Figure record listings:

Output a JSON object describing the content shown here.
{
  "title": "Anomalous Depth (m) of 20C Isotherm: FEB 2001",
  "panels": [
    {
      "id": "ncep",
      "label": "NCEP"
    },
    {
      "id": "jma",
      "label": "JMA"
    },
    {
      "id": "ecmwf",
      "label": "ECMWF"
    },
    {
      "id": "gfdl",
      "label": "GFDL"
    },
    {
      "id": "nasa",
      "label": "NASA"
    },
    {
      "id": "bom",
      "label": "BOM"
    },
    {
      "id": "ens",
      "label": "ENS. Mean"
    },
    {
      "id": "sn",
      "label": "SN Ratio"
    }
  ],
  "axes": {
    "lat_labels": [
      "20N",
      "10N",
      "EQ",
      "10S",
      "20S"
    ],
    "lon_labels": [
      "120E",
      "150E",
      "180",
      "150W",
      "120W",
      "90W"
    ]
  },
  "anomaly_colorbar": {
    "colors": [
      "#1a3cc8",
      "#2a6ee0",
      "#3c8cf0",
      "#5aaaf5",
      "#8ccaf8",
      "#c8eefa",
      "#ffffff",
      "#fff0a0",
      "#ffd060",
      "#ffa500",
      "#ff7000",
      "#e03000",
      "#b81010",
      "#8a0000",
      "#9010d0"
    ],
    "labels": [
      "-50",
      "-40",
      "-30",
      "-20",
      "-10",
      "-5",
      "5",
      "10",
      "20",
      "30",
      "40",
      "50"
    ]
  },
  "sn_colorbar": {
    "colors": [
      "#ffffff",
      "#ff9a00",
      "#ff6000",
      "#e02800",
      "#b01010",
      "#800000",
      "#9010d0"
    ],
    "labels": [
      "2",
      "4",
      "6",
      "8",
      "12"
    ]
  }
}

* _Short problem_: Please quote the records above exactly, without skipping a line.

* _Task response_:
Output a JSON object describing the content shown here.
{
  "title": "Anomalous Depth (m) of 20C Isotherm: FEB 2001",
  "panels": [
    {
      "id": "ncep",
      "label": "NCEP"
    },
    {
      "id": "jma",
      "label": "JMA"
    },
    {
      "id": "ecmwf",
      "label": "ECMWF"
    },
    {
      "id": "gfdl",
      "label": "GFDL"
    },
    {
      "id": "nasa",
      "label": "NASA"
    },
    {
      "id": "bom",
      "label": "BOM"
    },
    {
      "id": "ens",
      "label": "ENS. Mean"
    },
    {
      "id": "sn",
      "label": "SN Ratio"
    }
  ],
  "axes": {
    "lat_labels": [
      "20N",
      "10N",
      "EQ",
      "10S",
      "20S"
    ],
    "lon_labels": [
      "120E",
      "150E",
      "180",
      "150W",
      "120W",
      "90W"
    ]
  },
  "anomaly_colorbar": {
    "colors": [
      "#1a3cc8",
      "#2a6ee0",
      "#3c8cf0",
      "#5aaaf5",
      "#8ccaf8",
      "#c8eefa",
      "#ffffff",
      "#fff0a0",
      "#ffd060",
      "#ffa500",
      "#ff7000",
      "#e03000",
      "#b81010",
      "#8a0000",
      "#9010d0"
    ],
    "labels": [
      "-50",
      "-40",
      "-30",
      "-20",
      "-10",
      "-5",
      "5",
      "10",
      "20",
      "30",
      "40",
      "50"
    ]
  },
  "sn_colorbar": {
    "colors": [
      "#ffffff",
      "#ff9a00",
      "#ff6000",
      "#e02800",
      "#b01010",
      "#800000",
      "#9010d0"
    ],
    "labels": [
      "2",
      "4",
      "6",
      "8",
      "12"
    ]
  }
}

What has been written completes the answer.